━━ INFORMATION SHOWN ━━

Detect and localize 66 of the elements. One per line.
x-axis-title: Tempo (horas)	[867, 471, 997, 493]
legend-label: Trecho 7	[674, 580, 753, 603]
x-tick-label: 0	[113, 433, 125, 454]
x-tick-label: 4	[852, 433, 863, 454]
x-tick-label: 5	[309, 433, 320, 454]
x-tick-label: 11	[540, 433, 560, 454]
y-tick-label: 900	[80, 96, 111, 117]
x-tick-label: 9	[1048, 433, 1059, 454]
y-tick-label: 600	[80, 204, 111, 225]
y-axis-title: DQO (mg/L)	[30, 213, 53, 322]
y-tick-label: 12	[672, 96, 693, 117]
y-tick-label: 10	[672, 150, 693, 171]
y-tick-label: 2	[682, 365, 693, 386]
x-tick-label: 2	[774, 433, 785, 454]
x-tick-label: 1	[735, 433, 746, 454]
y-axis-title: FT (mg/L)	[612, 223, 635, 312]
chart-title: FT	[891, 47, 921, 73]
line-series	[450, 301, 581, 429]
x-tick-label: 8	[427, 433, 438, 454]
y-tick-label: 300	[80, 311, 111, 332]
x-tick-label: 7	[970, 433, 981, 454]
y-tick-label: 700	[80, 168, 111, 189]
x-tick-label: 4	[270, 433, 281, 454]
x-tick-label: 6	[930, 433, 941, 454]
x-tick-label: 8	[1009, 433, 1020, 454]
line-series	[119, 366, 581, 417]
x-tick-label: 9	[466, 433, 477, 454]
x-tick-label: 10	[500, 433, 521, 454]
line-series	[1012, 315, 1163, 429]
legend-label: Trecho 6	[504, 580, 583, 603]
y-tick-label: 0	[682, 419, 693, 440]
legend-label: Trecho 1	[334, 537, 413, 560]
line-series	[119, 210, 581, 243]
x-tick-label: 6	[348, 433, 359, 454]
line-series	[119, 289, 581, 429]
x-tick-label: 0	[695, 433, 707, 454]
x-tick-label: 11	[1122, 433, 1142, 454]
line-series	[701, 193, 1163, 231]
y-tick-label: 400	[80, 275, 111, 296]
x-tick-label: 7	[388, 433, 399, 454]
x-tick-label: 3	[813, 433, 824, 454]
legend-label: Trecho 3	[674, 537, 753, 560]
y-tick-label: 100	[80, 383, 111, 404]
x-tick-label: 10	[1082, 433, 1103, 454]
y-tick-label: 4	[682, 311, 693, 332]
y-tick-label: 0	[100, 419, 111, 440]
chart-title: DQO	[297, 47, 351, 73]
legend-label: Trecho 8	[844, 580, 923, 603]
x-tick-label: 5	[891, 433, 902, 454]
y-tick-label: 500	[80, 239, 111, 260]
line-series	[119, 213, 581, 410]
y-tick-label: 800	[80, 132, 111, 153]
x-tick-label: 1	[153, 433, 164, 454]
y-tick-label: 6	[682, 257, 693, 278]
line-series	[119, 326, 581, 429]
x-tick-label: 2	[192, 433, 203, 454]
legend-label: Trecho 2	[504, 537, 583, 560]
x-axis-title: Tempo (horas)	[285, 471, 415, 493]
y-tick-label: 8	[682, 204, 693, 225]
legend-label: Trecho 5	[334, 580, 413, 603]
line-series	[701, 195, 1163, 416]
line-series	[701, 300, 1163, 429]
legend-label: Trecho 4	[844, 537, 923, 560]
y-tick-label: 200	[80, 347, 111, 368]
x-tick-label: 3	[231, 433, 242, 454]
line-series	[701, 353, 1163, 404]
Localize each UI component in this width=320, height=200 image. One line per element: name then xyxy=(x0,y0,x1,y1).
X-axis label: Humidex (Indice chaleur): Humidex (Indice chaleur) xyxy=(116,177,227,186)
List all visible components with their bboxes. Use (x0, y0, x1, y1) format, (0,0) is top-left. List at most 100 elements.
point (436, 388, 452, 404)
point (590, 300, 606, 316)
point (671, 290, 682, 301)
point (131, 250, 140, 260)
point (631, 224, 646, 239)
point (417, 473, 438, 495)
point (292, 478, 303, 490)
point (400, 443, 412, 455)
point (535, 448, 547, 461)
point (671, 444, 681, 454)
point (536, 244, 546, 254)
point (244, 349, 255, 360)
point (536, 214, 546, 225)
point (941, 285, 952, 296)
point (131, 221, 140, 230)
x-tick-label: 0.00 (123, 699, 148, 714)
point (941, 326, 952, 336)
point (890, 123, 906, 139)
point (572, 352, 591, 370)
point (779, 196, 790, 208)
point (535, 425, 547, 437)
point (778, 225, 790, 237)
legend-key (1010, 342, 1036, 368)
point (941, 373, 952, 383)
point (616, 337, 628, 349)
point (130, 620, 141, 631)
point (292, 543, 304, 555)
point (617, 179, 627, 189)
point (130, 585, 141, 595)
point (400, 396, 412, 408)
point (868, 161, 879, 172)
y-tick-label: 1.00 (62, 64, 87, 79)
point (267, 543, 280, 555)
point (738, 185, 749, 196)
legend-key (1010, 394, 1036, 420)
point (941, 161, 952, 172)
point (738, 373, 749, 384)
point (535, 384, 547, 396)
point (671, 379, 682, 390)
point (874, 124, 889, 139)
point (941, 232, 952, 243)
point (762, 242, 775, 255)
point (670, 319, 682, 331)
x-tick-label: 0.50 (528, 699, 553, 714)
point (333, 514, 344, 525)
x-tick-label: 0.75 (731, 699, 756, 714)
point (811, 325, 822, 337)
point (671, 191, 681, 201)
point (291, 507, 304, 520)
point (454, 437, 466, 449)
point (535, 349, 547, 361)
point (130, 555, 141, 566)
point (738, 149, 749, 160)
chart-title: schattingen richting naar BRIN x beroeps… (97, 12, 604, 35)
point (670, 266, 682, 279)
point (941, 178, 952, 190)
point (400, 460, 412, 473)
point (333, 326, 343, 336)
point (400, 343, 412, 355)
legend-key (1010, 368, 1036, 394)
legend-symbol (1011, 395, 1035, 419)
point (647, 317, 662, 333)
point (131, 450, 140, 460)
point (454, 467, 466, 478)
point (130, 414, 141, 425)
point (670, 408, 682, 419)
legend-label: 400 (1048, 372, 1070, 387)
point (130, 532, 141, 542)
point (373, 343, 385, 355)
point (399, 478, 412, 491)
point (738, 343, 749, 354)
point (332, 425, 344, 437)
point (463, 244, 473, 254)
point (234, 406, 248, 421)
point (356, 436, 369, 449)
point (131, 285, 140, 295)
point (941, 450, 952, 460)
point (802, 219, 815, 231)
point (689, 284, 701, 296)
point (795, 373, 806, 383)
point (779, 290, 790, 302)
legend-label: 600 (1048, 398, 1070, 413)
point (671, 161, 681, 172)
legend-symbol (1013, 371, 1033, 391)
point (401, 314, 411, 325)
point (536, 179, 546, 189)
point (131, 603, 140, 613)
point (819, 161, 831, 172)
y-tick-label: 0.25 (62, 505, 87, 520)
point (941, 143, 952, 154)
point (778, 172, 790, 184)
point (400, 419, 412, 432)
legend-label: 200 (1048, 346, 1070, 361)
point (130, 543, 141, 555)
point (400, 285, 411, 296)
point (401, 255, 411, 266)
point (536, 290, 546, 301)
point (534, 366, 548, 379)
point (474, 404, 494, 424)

━━━

Reproduce all of the material above line for line, keeping every character and the original order.

Detect and localize 66 of the elements. One per line.
x-axis-title: Tempo (horas)	[867, 471, 997, 493]
legend-label: Trecho 7	[674, 580, 753, 603]
x-tick-label: 0	[113, 433, 125, 454]
x-tick-label: 4	[852, 433, 863, 454]
x-tick-label: 5	[309, 433, 320, 454]
x-tick-label: 11	[540, 433, 560, 454]
y-tick-label: 900	[80, 96, 111, 117]
x-tick-label: 9	[1048, 433, 1059, 454]
y-tick-label: 600	[80, 204, 111, 225]
y-axis-title: DQO (mg/L)	[30, 213, 53, 322]
y-tick-label: 12	[672, 96, 693, 117]
y-tick-label: 10	[672, 150, 693, 171]
y-tick-label: 2	[682, 365, 693, 386]
x-tick-label: 2	[774, 433, 785, 454]
x-tick-label: 1	[735, 433, 746, 454]
y-axis-title: FT (mg/L)	[612, 223, 635, 312]
chart-title: FT	[891, 47, 921, 73]
line-series	[450, 301, 581, 429]
x-tick-label: 8	[427, 433, 438, 454]
y-tick-label: 300	[80, 311, 111, 332]
x-tick-label: 7	[970, 433, 981, 454]
y-tick-label: 700	[80, 168, 111, 189]
x-tick-label: 4	[270, 433, 281, 454]
x-tick-label: 6	[930, 433, 941, 454]
x-tick-label: 8	[1009, 433, 1020, 454]
line-series	[119, 366, 581, 417]
x-tick-label: 9	[466, 433, 477, 454]
x-tick-label: 10	[500, 433, 521, 454]
line-series	[1012, 315, 1163, 429]
legend-label: Trecho 6	[504, 580, 583, 603]
y-tick-label: 0	[682, 419, 693, 440]
legend-label: Trecho 1	[334, 537, 413, 560]
line-series	[119, 210, 581, 243]
x-tick-label: 6	[348, 433, 359, 454]
line-series	[119, 289, 581, 429]
x-tick-label: 0	[695, 433, 707, 454]
x-tick-label: 11	[1122, 433, 1142, 454]
line-series	[701, 193, 1163, 231]
y-tick-label: 400	[80, 275, 111, 296]
x-tick-label: 7	[388, 433, 399, 454]
x-tick-label: 3	[813, 433, 824, 454]
legend-label: Trecho 3	[674, 537, 753, 560]
y-tick-label: 100	[80, 383, 111, 404]
x-tick-label: 10	[1082, 433, 1103, 454]
y-tick-label: 4	[682, 311, 693, 332]
y-tick-label: 0	[100, 419, 111, 440]
chart-title: DQO	[297, 47, 351, 73]
legend-label: Trecho 8	[844, 580, 923, 603]
x-tick-label: 5	[891, 433, 902, 454]
y-tick-label: 500	[80, 239, 111, 260]
line-series	[119, 213, 581, 410]
y-tick-label: 800	[80, 132, 111, 153]
x-tick-label: 1	[153, 433, 164, 454]
y-tick-label: 6	[682, 257, 693, 278]
line-series	[119, 326, 581, 429]
x-tick-label: 2	[192, 433, 203, 454]
legend-label: Trecho 2	[504, 537, 583, 560]
x-axis-title: Tempo (horas)	[285, 471, 415, 493]
y-tick-label: 8	[682, 204, 693, 225]
legend-label: Trecho 5	[334, 580, 413, 603]
line-series	[701, 195, 1163, 416]
line-series	[701, 300, 1163, 429]
legend-label: Trecho 4	[844, 537, 923, 560]
y-tick-label: 200	[80, 347, 111, 368]
x-tick-label: 3	[231, 433, 242, 454]
line-series	[701, 353, 1163, 404]
Localize each UI component in this width=320, height=200 image. One line per element: name then xyxy=(x0,y0,x1,y1).
X-axis label: Humidex (Indice chaleur): Humidex (Indice chaleur) xyxy=(116,177,227,186)
List all visible components with their bboxes. Use (x0, y0, x1, y1) format, (0,0) is top-left. List at most 100 elements.
point (436, 388, 452, 404)
point (590, 300, 606, 316)
point (671, 290, 682, 301)
point (131, 250, 140, 260)
point (631, 224, 646, 239)
point (417, 473, 438, 495)
point (292, 478, 303, 490)
point (400, 443, 412, 455)
point (535, 448, 547, 461)
point (671, 444, 681, 454)
point (536, 244, 546, 254)
point (244, 349, 255, 360)
point (536, 214, 546, 225)
point (941, 285, 952, 296)
point (131, 221, 140, 230)
x-tick-label: 0.00 (123, 699, 148, 714)
point (941, 326, 952, 336)
point (890, 123, 906, 139)
point (572, 352, 591, 370)
point (779, 196, 790, 208)
point (535, 425, 547, 437)
point (778, 225, 790, 237)
legend-key (1010, 342, 1036, 368)
point (941, 373, 952, 383)
point (616, 337, 628, 349)
point (130, 620, 141, 631)
point (292, 543, 304, 555)
point (617, 179, 627, 189)
point (130, 585, 141, 595)
point (400, 396, 412, 408)
point (868, 161, 879, 172)
y-tick-label: 1.00 (62, 64, 87, 79)
point (267, 543, 280, 555)
point (738, 185, 749, 196)
legend-key (1010, 394, 1036, 420)
point (941, 161, 952, 172)
point (738, 373, 749, 384)
point (535, 384, 547, 396)
point (671, 379, 682, 390)
point (874, 124, 889, 139)
point (941, 232, 952, 243)
point (762, 242, 775, 255)
point (670, 319, 682, 331)
x-tick-label: 0.50 (528, 699, 553, 714)
point (333, 514, 344, 525)
x-tick-label: 0.75 (731, 699, 756, 714)
point (811, 325, 822, 337)
point (671, 191, 681, 201)
point (291, 507, 304, 520)
point (454, 437, 466, 449)
point (535, 349, 547, 361)
point (130, 555, 141, 566)
point (738, 149, 749, 160)
chart-title: schattingen richting naar BRIN x beroeps… (97, 12, 604, 35)
point (670, 266, 682, 279)
point (941, 178, 952, 190)
point (400, 460, 412, 473)
point (333, 326, 343, 336)
point (400, 343, 412, 355)
legend-key (1010, 368, 1036, 394)
legend-symbol (1011, 395, 1035, 419)
point (647, 317, 662, 333)
point (131, 450, 140, 460)
point (454, 467, 466, 478)
point (130, 414, 141, 425)
point (670, 408, 682, 419)
legend-label: 400 (1048, 372, 1070, 387)
point (130, 532, 141, 542)
point (373, 343, 385, 355)
point (399, 478, 412, 491)
point (738, 343, 749, 354)
point (332, 425, 344, 437)
point (463, 244, 473, 254)
point (234, 406, 248, 421)
point (356, 436, 369, 449)
point (131, 285, 140, 295)
point (941, 450, 952, 460)
point (802, 219, 815, 231)
point (689, 284, 701, 296)
point (795, 373, 806, 383)
point (779, 290, 790, 302)
legend-label: 600 (1048, 398, 1070, 413)
point (671, 161, 681, 172)
legend-symbol (1013, 371, 1033, 391)
point (401, 314, 411, 325)
point (536, 179, 546, 189)
point (131, 603, 140, 613)
point (819, 161, 831, 172)
y-tick-label: 0.25 (62, 505, 87, 520)
point (941, 143, 952, 154)
point (778, 172, 790, 184)
point (400, 419, 412, 432)
legend-label: 200 (1048, 346, 1070, 361)
point (130, 543, 141, 555)
point (400, 285, 411, 296)
point (401, 255, 411, 266)
point (536, 290, 546, 301)
point (534, 366, 548, 379)
point (474, 404, 494, 424)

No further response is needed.